======== Extracted data ========

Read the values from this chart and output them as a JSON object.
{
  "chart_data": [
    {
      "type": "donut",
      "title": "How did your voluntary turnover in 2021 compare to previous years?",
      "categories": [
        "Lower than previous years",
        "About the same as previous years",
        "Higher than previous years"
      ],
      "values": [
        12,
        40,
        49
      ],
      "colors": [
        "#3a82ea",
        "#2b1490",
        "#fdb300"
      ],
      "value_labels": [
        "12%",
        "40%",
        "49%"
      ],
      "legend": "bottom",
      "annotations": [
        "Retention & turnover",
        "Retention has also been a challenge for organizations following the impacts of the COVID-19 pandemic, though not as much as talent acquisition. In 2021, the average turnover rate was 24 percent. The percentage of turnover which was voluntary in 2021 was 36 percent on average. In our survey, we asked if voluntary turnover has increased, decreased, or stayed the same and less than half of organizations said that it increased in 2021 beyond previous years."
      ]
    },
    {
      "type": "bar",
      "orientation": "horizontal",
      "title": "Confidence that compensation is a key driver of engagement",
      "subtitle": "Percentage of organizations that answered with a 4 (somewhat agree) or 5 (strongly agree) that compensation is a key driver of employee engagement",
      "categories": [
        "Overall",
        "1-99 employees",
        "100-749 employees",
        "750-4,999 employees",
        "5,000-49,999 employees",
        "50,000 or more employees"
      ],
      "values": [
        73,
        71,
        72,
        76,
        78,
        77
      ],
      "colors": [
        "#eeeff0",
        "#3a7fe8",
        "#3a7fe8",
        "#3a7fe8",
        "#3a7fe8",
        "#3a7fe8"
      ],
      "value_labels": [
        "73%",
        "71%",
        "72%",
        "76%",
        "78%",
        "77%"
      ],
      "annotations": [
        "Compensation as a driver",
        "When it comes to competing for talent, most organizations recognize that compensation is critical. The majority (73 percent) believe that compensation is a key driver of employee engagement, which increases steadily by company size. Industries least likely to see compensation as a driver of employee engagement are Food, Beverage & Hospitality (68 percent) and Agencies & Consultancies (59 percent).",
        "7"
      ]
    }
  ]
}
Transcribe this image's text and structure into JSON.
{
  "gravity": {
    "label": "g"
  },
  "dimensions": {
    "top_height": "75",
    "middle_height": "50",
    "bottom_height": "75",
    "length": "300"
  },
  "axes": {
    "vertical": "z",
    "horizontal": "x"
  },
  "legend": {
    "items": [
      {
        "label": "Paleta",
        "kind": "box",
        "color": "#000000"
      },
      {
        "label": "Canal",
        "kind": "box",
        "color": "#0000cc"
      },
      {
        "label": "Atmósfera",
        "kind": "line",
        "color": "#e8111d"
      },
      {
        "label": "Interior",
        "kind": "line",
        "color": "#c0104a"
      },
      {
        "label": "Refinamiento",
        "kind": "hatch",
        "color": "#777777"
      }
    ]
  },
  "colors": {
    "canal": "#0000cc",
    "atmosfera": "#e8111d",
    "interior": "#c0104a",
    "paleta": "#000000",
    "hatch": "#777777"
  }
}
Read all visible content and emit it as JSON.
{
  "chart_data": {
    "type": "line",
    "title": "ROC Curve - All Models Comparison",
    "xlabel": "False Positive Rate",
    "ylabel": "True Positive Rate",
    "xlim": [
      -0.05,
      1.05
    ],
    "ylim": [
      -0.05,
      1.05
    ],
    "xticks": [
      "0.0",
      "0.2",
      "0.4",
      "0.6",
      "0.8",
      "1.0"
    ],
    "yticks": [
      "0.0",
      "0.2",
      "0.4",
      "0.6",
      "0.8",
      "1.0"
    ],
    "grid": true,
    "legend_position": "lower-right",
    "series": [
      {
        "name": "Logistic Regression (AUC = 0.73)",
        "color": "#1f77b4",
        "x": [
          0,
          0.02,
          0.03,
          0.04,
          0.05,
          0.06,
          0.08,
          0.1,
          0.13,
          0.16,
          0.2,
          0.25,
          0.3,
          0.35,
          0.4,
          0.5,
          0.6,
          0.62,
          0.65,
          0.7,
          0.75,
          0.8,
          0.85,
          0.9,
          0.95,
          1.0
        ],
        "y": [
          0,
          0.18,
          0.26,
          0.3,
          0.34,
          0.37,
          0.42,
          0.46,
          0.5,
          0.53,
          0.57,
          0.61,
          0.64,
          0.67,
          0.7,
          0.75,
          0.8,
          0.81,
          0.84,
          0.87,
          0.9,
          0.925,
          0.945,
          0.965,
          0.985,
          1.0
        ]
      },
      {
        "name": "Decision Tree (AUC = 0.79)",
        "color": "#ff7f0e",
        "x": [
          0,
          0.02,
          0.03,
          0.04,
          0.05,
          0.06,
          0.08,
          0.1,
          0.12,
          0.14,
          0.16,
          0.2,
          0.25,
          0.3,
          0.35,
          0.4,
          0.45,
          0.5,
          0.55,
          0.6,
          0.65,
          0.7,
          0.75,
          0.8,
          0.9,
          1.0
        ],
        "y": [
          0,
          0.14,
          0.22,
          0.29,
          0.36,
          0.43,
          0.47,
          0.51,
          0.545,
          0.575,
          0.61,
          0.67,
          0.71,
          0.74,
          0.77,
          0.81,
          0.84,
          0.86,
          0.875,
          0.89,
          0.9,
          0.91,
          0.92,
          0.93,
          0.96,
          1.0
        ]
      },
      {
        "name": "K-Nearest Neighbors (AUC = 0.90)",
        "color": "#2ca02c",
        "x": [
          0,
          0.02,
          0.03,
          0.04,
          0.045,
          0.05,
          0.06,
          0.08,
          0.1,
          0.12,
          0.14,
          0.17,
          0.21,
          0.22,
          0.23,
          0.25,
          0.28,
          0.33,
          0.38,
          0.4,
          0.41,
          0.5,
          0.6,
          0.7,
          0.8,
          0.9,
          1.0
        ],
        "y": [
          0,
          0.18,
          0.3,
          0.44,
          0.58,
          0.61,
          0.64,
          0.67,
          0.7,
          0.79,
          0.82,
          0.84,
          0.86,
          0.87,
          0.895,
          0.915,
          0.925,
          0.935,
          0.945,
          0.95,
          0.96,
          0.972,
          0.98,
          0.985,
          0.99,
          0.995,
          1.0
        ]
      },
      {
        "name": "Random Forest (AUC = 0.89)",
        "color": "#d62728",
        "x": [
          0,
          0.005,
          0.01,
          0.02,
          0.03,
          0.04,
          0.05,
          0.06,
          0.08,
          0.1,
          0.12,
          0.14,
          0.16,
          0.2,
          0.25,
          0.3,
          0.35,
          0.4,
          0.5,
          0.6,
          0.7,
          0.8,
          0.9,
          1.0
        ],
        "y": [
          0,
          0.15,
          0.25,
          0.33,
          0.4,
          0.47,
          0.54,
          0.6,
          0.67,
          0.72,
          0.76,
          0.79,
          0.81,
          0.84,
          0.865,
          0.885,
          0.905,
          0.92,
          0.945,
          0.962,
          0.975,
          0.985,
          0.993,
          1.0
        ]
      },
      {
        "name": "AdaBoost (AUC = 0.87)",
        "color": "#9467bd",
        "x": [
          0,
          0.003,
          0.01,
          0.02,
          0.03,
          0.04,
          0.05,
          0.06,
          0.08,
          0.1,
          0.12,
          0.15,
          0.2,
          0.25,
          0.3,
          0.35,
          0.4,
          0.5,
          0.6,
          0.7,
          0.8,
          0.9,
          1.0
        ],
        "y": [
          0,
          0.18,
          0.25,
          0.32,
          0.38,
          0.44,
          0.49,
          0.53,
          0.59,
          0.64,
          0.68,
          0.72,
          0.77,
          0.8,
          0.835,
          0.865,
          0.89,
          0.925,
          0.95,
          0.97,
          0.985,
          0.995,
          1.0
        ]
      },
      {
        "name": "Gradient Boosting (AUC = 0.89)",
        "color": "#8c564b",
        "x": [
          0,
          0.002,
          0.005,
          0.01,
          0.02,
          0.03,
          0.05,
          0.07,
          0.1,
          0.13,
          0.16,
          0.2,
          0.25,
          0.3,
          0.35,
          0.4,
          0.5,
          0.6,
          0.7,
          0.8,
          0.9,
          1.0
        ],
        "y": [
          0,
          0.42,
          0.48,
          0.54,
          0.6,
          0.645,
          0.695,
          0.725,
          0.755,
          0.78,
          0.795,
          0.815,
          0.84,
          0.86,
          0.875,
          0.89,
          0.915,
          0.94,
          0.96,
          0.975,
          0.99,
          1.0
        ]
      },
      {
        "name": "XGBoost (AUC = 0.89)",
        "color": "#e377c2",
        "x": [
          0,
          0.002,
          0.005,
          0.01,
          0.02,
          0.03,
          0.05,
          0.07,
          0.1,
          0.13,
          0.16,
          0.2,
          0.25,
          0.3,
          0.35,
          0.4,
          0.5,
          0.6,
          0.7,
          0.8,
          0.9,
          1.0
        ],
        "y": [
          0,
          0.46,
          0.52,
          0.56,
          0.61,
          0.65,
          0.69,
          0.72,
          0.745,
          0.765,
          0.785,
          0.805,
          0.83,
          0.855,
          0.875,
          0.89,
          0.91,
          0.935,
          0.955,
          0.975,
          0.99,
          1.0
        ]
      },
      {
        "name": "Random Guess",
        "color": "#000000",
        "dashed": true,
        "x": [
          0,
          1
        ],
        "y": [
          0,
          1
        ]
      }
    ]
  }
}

========

* _Problem to solve_
Read the entries and select each line where the word "Retention" is found.

* _Result for this exercise_
        "Retention & turnover",
        "Retention has also been a challenge for organizations following the impacts of the COVID-19 pandemic, though not as much as talent acquisition. In 2021, the average turnover rate was 24 percent. The percentage of turnover which was voluntary in 2021 was 36 percent on average. In our survey, we asked if voluntary turnover has increased, decreased, or stayed the same and less than half of organizations said that it increased in 2021 beyond previous years."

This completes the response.